◆ **Problem to solve**: Below is a block of records; reproduce all of them exactly and leave out any pictures.

◆ **Entries provided**:
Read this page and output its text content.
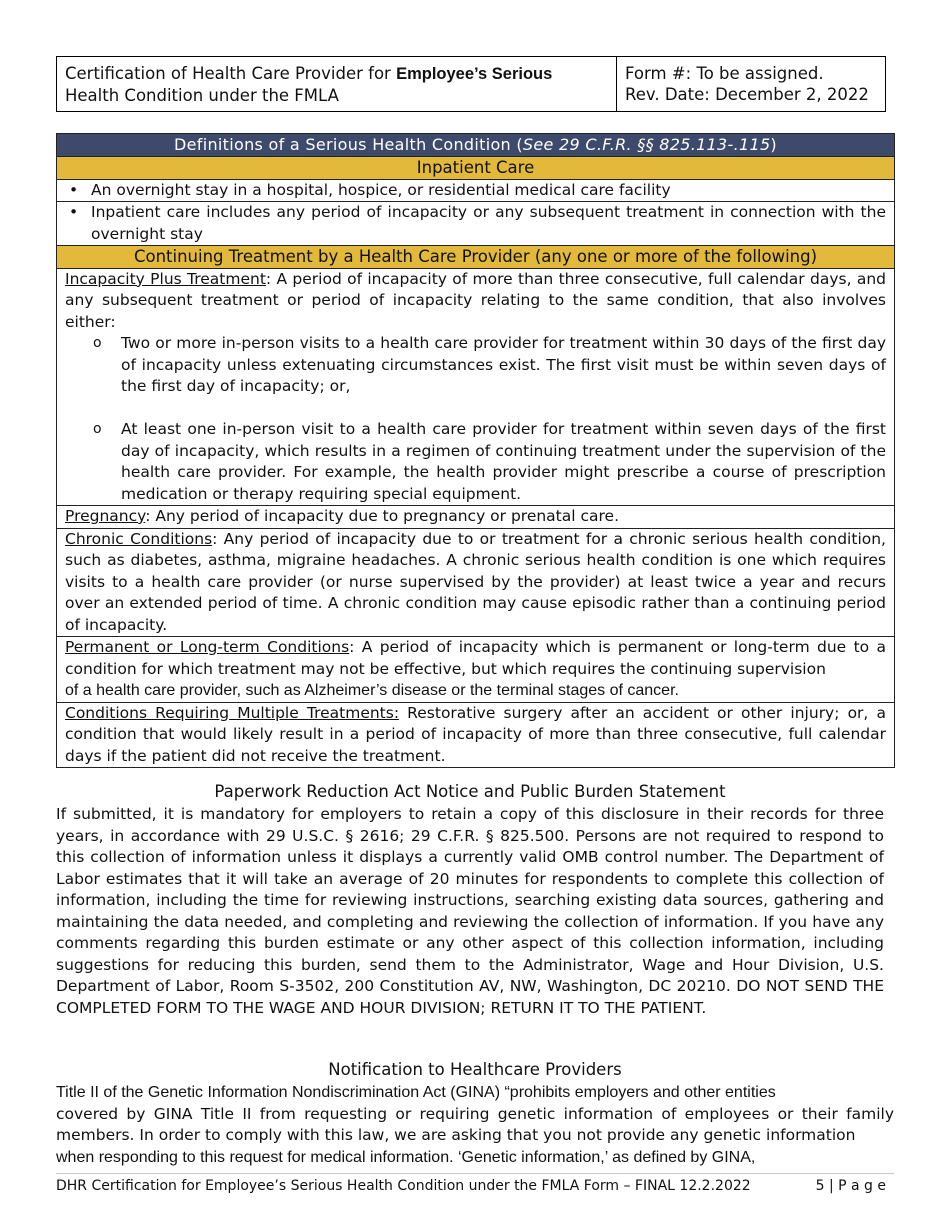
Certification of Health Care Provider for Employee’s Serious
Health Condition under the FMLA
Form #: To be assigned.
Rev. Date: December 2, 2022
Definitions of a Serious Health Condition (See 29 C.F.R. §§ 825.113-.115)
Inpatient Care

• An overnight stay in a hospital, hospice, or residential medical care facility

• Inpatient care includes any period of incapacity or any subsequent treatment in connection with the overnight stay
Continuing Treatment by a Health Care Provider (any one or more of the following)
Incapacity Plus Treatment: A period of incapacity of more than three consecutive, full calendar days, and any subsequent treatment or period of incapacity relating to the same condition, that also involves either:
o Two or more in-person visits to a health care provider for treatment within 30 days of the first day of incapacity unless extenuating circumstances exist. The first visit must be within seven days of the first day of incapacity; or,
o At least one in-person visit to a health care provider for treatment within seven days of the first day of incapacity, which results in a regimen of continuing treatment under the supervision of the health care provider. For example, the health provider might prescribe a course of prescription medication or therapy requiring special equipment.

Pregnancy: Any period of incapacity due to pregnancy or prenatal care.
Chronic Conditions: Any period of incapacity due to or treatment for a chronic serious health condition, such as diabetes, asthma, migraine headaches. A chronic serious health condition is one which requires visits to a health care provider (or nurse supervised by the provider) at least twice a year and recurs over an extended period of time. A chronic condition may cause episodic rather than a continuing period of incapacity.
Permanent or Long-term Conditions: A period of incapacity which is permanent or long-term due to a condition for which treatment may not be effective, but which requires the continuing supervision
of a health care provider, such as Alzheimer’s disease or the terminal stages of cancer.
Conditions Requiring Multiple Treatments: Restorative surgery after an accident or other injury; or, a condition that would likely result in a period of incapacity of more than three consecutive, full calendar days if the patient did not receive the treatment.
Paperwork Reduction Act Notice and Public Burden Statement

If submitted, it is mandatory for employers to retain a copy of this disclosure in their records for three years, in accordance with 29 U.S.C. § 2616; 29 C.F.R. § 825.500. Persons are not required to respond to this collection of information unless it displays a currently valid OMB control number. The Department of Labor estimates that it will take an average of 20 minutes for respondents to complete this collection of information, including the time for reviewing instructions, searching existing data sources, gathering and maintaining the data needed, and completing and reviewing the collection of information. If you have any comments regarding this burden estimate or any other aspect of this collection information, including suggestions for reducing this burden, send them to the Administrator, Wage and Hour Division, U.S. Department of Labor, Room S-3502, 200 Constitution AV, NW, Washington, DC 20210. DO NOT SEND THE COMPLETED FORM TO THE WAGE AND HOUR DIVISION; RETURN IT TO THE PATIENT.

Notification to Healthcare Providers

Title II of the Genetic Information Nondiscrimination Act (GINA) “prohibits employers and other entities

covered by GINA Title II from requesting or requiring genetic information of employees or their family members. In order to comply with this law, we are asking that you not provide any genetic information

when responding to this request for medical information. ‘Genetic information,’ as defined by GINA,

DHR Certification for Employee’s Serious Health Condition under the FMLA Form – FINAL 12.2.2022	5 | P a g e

◆ **Answer to this exercise**:
Read this page and output its text content.
Certification of Health Care Provider for Employee’s Serious
Health Condition under the FMLA
Form #: To be assigned.
Rev. Date: December 2, 2022
Definitions of a Serious Health Condition (See 29 C.F.R. §§ 825.113-.115)
Inpatient Care

• An overnight stay in a hospital, hospice, or residential medical care facility

• Inpatient care includes any period of incapacity or any subsequent treatment in connection with the overnight stay
Continuing Treatment by a Health Care Provider (any one or more of the following)
Incapacity Plus Treatment: A period of incapacity of more than three consecutive, full calendar days, and any subsequent treatment or period of incapacity relating to the same condition, that also involves either:
o Two or more in-person visits to a health care provider for treatment within 30 days of the first day of incapacity unless extenuating circumstances exist. The first visit must be within seven days of the first day of incapacity; or,
o At least one in-person visit to a health care provider for treatment within seven days of the first day of incapacity, which results in a regimen of continuing treatment under the supervision of the health care provider. For example, the health provider might prescribe a course of prescription medication or therapy requiring special equipment.

Pregnancy: Any period of incapacity due to pregnancy or prenatal care.
Chronic Conditions: Any period of incapacity due to or treatment for a chronic serious health condition, such as diabetes, asthma, migraine headaches. A chronic serious health condition is one which requires visits to a health care provider (or nurse supervised by the provider) at least twice a year and recurs over an extended period of time. A chronic condition may cause episodic rather than a continuing period of incapacity.
Permanent or Long-term Conditions: A period of incapacity which is permanent or long-term due to a condition for which treatment may not be effective, but which requires the continuing supervision
of a health care provider, such as Alzheimer’s disease or the terminal stages of cancer.
Conditions Requiring Multiple Treatments: Restorative surgery after an accident or other injury; or, a condition that would likely result in a period of incapacity of more than three consecutive, full calendar days if the patient did not receive the treatment.
Paperwork Reduction Act Notice and Public Burden Statement

If submitted, it is mandatory for employers to retain a copy of this disclosure in their records for three years, in accordance with 29 U.S.C. § 2616; 29 C.F.R. § 825.500. Persons are not required to respond to this collection of information unless it displays a currently valid OMB control number. The Department of Labor estimates that it will take an average of 20 minutes for respondents to complete this collection of information, including the time for reviewing instructions, searching existing data sources, gathering and maintaining the data needed, and completing and reviewing the collection of information. If you have any comments regarding this burden estimate or any other aspect of this collection information, including suggestions for reducing this burden, send them to the Administrator, Wage and Hour Division, U.S. Department of Labor, Room S-3502, 200 Constitution AV, NW, Washington, DC 20210. DO NOT SEND THE COMPLETED FORM TO THE WAGE AND HOUR DIVISION; RETURN IT TO THE PATIENT.

Notification to Healthcare Providers

Title II of the Genetic Information Nondiscrimination Act (GINA) “prohibits employers and other entities

covered by GINA Title II from requesting or requiring genetic information of employees or their family members. In order to comply with this law, we are asking that you not provide any genetic information

when responding to this request for medical information. ‘Genetic information,’ as defined by GINA,

DHR Certification for Employee’s Serious Health Condition under the FMLA Form – FINAL 12.2.2022	5 | P a g e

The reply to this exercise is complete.